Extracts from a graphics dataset
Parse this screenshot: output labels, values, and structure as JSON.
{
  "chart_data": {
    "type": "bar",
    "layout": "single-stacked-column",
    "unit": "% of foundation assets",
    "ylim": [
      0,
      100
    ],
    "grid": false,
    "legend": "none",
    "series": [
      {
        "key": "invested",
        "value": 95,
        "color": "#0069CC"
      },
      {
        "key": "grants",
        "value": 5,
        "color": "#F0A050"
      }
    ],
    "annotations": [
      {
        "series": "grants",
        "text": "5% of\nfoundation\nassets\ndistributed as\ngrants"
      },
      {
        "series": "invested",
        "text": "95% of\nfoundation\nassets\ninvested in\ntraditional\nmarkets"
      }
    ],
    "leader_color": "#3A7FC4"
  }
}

YOUR OBJECTIVE: All of the material must be reproduced exactly.

RESULT FOR THIS EXERCISE:
Parse this screenshot: output labels, values, and structure as JSON.
{
  "chart_data": {
    "type": "bar",
    "layout": "single-stacked-column",
    "unit": "% of foundation assets",
    "ylim": [
      0,
      100
    ],
    "grid": false,
    "legend": "none",
    "series": [
      {
        "key": "invested",
        "value": 95,
        "color": "#0069CC"
      },
      {
        "key": "grants",
        "value": 5,
        "color": "#F0A050"
      }
    ],
    "annotations": [
      {
        "series": "grants",
        "text": "5% of\nfoundation\nassets\ndistributed as\ngrants"
      },
      {
        "series": "invested",
        "text": "95% of\nfoundation\nassets\ninvested in\ntraditional\nmarkets"
      }
    ],
    "leader_color": "#3A7FC4"
  }
}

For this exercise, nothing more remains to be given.